# Task goal
All lines featuring the string "Disk" are to be listed.

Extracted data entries
◇ ◇ ◇
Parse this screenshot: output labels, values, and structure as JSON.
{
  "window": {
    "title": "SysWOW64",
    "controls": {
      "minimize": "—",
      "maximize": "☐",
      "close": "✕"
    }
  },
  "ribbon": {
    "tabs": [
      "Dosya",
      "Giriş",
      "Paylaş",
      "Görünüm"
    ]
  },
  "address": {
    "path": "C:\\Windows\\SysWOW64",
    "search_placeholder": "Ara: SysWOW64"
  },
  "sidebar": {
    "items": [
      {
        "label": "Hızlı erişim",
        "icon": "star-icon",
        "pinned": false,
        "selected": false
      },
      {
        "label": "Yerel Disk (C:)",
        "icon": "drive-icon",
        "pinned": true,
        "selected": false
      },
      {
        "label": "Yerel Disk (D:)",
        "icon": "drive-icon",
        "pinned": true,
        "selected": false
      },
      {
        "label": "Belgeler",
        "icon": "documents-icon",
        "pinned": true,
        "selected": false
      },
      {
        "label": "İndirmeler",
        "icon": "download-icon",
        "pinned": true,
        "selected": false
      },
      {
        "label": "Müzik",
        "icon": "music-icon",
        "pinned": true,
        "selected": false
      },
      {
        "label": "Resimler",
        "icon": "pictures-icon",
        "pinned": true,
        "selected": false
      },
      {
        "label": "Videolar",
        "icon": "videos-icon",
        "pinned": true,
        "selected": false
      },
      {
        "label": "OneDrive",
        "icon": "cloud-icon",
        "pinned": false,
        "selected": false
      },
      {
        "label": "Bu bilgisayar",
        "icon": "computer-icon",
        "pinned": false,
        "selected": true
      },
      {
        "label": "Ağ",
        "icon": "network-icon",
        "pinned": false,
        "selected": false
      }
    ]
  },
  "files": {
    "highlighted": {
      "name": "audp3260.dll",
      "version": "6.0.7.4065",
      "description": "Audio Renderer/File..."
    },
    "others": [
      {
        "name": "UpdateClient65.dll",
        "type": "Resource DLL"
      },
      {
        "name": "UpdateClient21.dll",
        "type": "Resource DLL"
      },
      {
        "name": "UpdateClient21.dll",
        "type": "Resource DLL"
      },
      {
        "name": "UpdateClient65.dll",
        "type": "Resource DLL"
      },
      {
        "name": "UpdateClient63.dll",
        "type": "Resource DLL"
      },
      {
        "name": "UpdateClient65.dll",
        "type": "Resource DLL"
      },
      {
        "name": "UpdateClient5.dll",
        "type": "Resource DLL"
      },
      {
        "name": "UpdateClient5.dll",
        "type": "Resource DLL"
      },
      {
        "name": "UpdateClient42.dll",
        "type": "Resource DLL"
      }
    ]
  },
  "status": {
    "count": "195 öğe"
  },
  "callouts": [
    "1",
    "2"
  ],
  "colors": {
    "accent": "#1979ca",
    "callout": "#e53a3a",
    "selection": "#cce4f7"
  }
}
◇ ◇ ◇
# Task response
        "label": "Yerel Disk (C:)",
        "label": "Yerel Disk (D:)",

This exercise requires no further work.